GOAL OF THE EXERCISE: Print the listing below in its entirety, character for character.

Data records
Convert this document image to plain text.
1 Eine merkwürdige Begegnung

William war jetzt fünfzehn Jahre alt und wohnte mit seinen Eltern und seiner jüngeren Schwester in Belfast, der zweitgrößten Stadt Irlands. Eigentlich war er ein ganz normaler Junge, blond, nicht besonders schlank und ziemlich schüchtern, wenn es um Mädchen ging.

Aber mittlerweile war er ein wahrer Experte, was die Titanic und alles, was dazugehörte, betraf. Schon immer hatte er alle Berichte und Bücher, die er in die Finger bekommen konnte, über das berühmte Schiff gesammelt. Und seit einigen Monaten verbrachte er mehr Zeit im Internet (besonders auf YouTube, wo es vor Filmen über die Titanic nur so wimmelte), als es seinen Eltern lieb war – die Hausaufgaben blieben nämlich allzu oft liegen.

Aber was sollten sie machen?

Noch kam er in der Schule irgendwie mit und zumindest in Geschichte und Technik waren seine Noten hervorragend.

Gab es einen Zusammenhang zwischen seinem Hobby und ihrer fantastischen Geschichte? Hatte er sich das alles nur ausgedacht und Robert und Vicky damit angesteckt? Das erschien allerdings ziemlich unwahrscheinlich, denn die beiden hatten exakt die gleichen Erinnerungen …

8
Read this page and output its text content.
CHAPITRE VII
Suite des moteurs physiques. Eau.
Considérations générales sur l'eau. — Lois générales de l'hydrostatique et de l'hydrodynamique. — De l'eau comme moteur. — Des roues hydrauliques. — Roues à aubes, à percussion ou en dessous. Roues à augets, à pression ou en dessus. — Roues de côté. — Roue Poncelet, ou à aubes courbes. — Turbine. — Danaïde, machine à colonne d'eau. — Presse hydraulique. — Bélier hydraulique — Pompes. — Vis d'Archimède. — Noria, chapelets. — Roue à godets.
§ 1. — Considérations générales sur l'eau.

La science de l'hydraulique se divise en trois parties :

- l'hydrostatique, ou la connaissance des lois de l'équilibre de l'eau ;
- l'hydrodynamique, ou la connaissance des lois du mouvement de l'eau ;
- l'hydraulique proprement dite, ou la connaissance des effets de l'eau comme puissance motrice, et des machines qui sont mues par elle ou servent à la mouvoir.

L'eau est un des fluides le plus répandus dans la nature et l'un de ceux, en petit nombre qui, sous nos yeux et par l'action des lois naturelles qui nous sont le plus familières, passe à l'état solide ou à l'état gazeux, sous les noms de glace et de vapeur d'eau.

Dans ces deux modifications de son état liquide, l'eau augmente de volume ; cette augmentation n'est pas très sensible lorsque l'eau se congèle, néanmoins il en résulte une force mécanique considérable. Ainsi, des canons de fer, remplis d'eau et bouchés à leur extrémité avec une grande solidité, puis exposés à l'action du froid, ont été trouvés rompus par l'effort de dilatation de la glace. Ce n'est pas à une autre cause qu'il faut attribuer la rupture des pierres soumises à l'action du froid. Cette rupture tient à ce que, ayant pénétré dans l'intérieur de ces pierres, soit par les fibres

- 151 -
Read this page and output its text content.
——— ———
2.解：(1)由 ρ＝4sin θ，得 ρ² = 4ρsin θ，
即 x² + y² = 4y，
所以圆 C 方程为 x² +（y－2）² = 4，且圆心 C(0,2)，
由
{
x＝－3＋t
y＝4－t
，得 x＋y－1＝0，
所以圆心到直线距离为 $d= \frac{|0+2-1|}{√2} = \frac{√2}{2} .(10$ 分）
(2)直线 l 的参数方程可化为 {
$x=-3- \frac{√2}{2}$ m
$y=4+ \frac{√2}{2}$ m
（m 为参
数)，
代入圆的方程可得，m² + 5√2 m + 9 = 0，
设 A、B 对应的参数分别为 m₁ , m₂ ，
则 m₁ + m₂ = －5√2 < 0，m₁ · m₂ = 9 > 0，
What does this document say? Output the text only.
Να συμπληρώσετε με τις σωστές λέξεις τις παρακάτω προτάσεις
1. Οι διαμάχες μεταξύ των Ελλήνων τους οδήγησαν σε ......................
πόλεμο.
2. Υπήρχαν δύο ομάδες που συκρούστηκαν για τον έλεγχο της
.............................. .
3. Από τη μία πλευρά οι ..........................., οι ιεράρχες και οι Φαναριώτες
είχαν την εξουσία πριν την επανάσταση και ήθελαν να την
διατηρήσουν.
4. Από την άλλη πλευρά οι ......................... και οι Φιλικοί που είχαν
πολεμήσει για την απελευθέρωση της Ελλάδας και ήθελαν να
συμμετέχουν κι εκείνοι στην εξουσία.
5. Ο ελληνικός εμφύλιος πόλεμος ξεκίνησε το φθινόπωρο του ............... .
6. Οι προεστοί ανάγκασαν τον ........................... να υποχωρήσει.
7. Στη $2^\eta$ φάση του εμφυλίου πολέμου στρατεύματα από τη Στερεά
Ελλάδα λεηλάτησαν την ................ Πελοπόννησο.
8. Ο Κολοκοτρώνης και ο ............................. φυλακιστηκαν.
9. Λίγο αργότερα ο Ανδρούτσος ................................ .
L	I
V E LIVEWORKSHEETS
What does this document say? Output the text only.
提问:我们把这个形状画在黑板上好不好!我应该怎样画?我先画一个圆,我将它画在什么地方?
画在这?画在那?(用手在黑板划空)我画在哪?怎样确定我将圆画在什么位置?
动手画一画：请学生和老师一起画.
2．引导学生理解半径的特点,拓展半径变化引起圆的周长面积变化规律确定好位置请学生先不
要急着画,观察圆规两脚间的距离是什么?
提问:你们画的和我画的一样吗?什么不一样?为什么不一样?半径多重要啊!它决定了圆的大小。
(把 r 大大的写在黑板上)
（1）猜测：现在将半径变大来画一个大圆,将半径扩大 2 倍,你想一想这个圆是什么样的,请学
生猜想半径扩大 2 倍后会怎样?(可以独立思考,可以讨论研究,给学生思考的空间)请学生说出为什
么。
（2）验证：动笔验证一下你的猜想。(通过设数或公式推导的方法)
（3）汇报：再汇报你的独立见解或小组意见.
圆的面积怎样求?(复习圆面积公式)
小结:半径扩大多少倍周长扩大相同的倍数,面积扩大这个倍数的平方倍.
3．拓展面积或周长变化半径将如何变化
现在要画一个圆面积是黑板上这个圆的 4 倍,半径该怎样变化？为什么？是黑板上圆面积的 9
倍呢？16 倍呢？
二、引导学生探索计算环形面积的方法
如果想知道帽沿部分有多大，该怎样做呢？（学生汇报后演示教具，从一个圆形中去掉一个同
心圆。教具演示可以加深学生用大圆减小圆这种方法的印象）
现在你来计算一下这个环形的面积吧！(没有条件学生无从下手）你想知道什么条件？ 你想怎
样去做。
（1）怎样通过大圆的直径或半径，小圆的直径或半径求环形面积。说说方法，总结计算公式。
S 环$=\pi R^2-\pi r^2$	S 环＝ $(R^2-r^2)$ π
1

CORRECT OUTPUT:
Convert this document image to plain text.
1 Eine merkwürdige Begegnung

William war jetzt fünfzehn Jahre alt und wohnte mit seinen Eltern und seiner jüngeren Schwester in Belfast, der zweitgrößten Stadt Irlands. Eigentlich war er ein ganz normaler Junge, blond, nicht besonders schlank und ziemlich schüchtern, wenn es um Mädchen ging.

Aber mittlerweile war er ein wahrer Experte, was die Titanic und alles, was dazugehörte, betraf. Schon immer hatte er alle Berichte und Bücher, die er in die Finger bekommen konnte, über das berühmte Schiff gesammelt. Und seit einigen Monaten verbrachte er mehr Zeit im Internet (besonders auf YouTube, wo es vor Filmen über die Titanic nur so wimmelte), als es seinen Eltern lieb war – die Hausaufgaben blieben nämlich allzu oft liegen.

Aber was sollten sie machen?

Noch kam er in der Schule irgendwie mit und zumindest in Geschichte und Technik waren seine Noten hervorragend.

Gab es einen Zusammenhang zwischen seinem Hobby und ihrer fantastischen Geschichte? Hatte er sich das alles nur ausgedacht und Robert und Vicky damit angesteckt? Das erschien allerdings ziemlich unwahrscheinlich, denn die beiden hatten exakt die gleichen Erinnerungen …

8
Read this page and output its text content.
CHAPITRE VII
Suite des moteurs physiques. Eau.
Considérations générales sur l'eau. — Lois générales de l'hydrostatique et de l'hydrodynamique. — De l'eau comme moteur. — Des roues hydrauliques. — Roues à aubes, à percussion ou en dessous. Roues à augets, à pression ou en dessus. — Roues de côté. — Roue Poncelet, ou à aubes courbes. — Turbine. — Danaïde, machine à colonne d'eau. — Presse hydraulique. — Bélier hydraulique — Pompes. — Vis d'Archimède. — Noria, chapelets. — Roue à godets.
§ 1. — Considérations générales sur l'eau.

La science de l'hydraulique se divise en trois parties :

- l'hydrostatique, ou la connaissance des lois de l'équilibre de l'eau ;
- l'hydrodynamique, ou la connaissance des lois du mouvement de l'eau ;
- l'hydraulique proprement dite, ou la connaissance des effets de l'eau comme puissance motrice, et des machines qui sont mues par elle ou servent à la mouvoir.

L'eau est un des fluides le plus répandus dans la nature et l'un de ceux, en petit nombre qui, sous nos yeux et par l'action des lois naturelles qui nous sont le plus familières, passe à l'état solide ou à l'état gazeux, sous les noms de glace et de vapeur d'eau.

Dans ces deux modifications de son état liquide, l'eau augmente de volume ; cette augmentation n'est pas très sensible lorsque l'eau se congèle, néanmoins il en résulte une force mécanique considérable. Ainsi, des canons de fer, remplis d'eau et bouchés à leur extrémité avec une grande solidité, puis exposés à l'action du froid, ont été trouvés rompus par l'effort de dilatation de la glace. Ce n'est pas à une autre cause qu'il faut attribuer la rupture des pierres soumises à l'action du froid. Cette rupture tient à ce que, ayant pénétré dans l'intérieur de ces pierres, soit par les fibres

- 151 -
Read this page and output its text content.
——— ———
2.解：(1)由 ρ＝4sin θ，得 ρ² = 4ρsin θ，
即 x² + y² = 4y，
所以圆 C 方程为 x² +（y－2）² = 4，且圆心 C(0,2)，
由
{
x＝－3＋t
y＝4－t
，得 x＋y－1＝0，
所以圆心到直线距离为 $d= \frac{|0+2-1|}{√2} = \frac{√2}{2} .(10$ 分）
(2)直线 l 的参数方程可化为 {
$x=-3- \frac{√2}{2}$ m
$y=4+ \frac{√2}{2}$ m
（m 为参
数)，
代入圆的方程可得，m² + 5√2 m + 9 = 0，
设 A、B 对应的参数分别为 m₁ , m₂ ，
则 m₁ + m₂ = －5√2 < 0，m₁ · m₂ = 9 > 0，
What does this document say? Output the text only.
Να συμπληρώσετε με τις σωστές λέξεις τις παρακάτω προτάσεις
1. Οι διαμάχες μεταξύ των Ελλήνων τους οδήγησαν σε ......................
πόλεμο.
2. Υπήρχαν δύο ομάδες που συκρούστηκαν για τον έλεγχο της
.............................. .
3. Από τη μία πλευρά οι ..........................., οι ιεράρχες και οι Φαναριώτες
είχαν την εξουσία πριν την επανάσταση και ήθελαν να την
διατηρήσουν.
4. Από την άλλη πλευρά οι ......................... και οι Φιλικοί που είχαν
πολεμήσει για την απελευθέρωση της Ελλάδας και ήθελαν να
συμμετέχουν κι εκείνοι στην εξουσία.
5. Ο ελληνικός εμφύλιος πόλεμος ξεκίνησε το φθινόπωρο του ............... .
6. Οι προεστοί ανάγκασαν τον ........................... να υποχωρήσει.
7. Στη $2^\eta$ φάση του εμφυλίου πολέμου στρατεύματα από τη Στερεά
Ελλάδα λεηλάτησαν την ................ Πελοπόννησο.
8. Ο Κολοκοτρώνης και ο ............................. φυλακιστηκαν.
9. Λίγο αργότερα ο Ανδρούτσος ................................ .
L	I
V E LIVEWORKSHEETS
What does this document say? Output the text only.
提问:我们把这个形状画在黑板上好不好!我应该怎样画?我先画一个圆,我将它画在什么地方?
画在这?画在那?(用手在黑板划空)我画在哪?怎样确定我将圆画在什么位置?
动手画一画：请学生和老师一起画.
2．引导学生理解半径的特点,拓展半径变化引起圆的周长面积变化规律确定好位置请学生先不
要急着画,观察圆规两脚间的距离是什么?
提问:你们画的和我画的一样吗?什么不一样?为什么不一样?半径多重要啊!它决定了圆的大小。
(把 r 大大的写在黑板上)
（1）猜测：现在将半径变大来画一个大圆,将半径扩大 2 倍,你想一想这个圆是什么样的,请学
生猜想半径扩大 2 倍后会怎样?(可以独立思考,可以讨论研究,给学生思考的空间)请学生说出为什
么。
（2）验证：动笔验证一下你的猜想。(通过设数或公式推导的方法)
（3）汇报：再汇报你的独立见解或小组意见.
圆的面积怎样求?(复习圆面积公式)
小结:半径扩大多少倍周长扩大相同的倍数,面积扩大这个倍数的平方倍.
3．拓展面积或周长变化半径将如何变化
现在要画一个圆面积是黑板上这个圆的 4 倍,半径该怎样变化？为什么？是黑板上圆面积的 9
倍呢？16 倍呢？
二、引导学生探索计算环形面积的方法
如果想知道帽沿部分有多大，该怎样做呢？（学生汇报后演示教具，从一个圆形中去掉一个同
心圆。教具演示可以加深学生用大圆减小圆这种方法的印象）
现在你来计算一下这个环形的面积吧！(没有条件学生无从下手）你想知道什么条件？ 你想怎
样去做。
（1）怎样通过大圆的直径或半径，小圆的直径或半径求环形面积。说说方法，总结计算公式。
S 环$=\pi R^2-\pi r^2$	S 环＝ $(R^2-r^2)$ π
1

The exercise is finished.